• Records for the task:
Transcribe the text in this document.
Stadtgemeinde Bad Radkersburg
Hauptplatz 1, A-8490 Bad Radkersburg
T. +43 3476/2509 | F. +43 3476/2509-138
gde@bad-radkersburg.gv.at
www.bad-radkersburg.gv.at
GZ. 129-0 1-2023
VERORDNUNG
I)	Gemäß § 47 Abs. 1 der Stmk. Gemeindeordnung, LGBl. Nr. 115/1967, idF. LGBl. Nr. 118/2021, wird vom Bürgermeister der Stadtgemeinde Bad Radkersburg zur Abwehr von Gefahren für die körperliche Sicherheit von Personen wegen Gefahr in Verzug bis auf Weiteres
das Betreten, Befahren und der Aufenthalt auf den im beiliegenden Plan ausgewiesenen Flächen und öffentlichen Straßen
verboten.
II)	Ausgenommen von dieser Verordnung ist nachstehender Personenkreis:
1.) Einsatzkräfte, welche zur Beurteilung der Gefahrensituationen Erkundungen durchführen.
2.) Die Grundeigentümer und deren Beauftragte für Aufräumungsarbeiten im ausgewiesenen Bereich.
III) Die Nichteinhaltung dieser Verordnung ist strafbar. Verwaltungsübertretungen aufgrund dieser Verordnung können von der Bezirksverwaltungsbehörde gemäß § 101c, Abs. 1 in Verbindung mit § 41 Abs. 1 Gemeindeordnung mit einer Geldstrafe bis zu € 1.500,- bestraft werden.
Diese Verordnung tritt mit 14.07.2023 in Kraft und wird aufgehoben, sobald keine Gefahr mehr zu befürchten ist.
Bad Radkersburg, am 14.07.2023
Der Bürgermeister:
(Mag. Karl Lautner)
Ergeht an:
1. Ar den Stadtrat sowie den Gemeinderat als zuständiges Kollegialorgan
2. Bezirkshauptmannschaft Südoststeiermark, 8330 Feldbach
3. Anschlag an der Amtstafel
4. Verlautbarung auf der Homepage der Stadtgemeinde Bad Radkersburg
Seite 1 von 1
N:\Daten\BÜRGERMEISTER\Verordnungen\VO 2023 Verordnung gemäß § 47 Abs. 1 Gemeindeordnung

• Task details: The entries are to be retyped in full, with no alteration.

• Written solution:
Transcribe the text in this document.
Stadtgemeinde Bad Radkersburg
Hauptplatz 1, A-8490 Bad Radkersburg
T. +43 3476/2509 | F. +43 3476/2509-138
gde@bad-radkersburg.gv.at
www.bad-radkersburg.gv.at
GZ. 129-0 1-2023
VERORDNUNG
I)	Gemäß § 47 Abs. 1 der Stmk. Gemeindeordnung, LGBl. Nr. 115/1967, idF. LGBl. Nr. 118/2021, wird vom Bürgermeister der Stadtgemeinde Bad Radkersburg zur Abwehr von Gefahren für die körperliche Sicherheit von Personen wegen Gefahr in Verzug bis auf Weiteres
das Betreten, Befahren und der Aufenthalt auf den im beiliegenden Plan ausgewiesenen Flächen und öffentlichen Straßen
verboten.
II)	Ausgenommen von dieser Verordnung ist nachstehender Personenkreis:
1.) Einsatzkräfte, welche zur Beurteilung der Gefahrensituationen Erkundungen durchführen.
2.) Die Grundeigentümer und deren Beauftragte für Aufräumungsarbeiten im ausgewiesenen Bereich.
III) Die Nichteinhaltung dieser Verordnung ist strafbar. Verwaltungsübertretungen aufgrund dieser Verordnung können von der Bezirksverwaltungsbehörde gemäß § 101c, Abs. 1 in Verbindung mit § 41 Abs. 1 Gemeindeordnung mit einer Geldstrafe bis zu € 1.500,- bestraft werden.
Diese Verordnung tritt mit 14.07.2023 in Kraft und wird aufgehoben, sobald keine Gefahr mehr zu befürchten ist.
Bad Radkersburg, am 14.07.2023
Der Bürgermeister:
(Mag. Karl Lautner)
Ergeht an:
1. Ar den Stadtrat sowie den Gemeinderat als zuständiges Kollegialorgan
2. Bezirkshauptmannschaft Südoststeiermark, 8330 Feldbach
3. Anschlag an der Amtstafel
4. Verlautbarung auf der Homepage der Stadtgemeinde Bad Radkersburg
Seite 1 von 1
N:\Daten\BÜRGERMEISTER\Verordnungen\VO 2023 Verordnung gemäß § 47 Abs. 1 Gemeindeordnung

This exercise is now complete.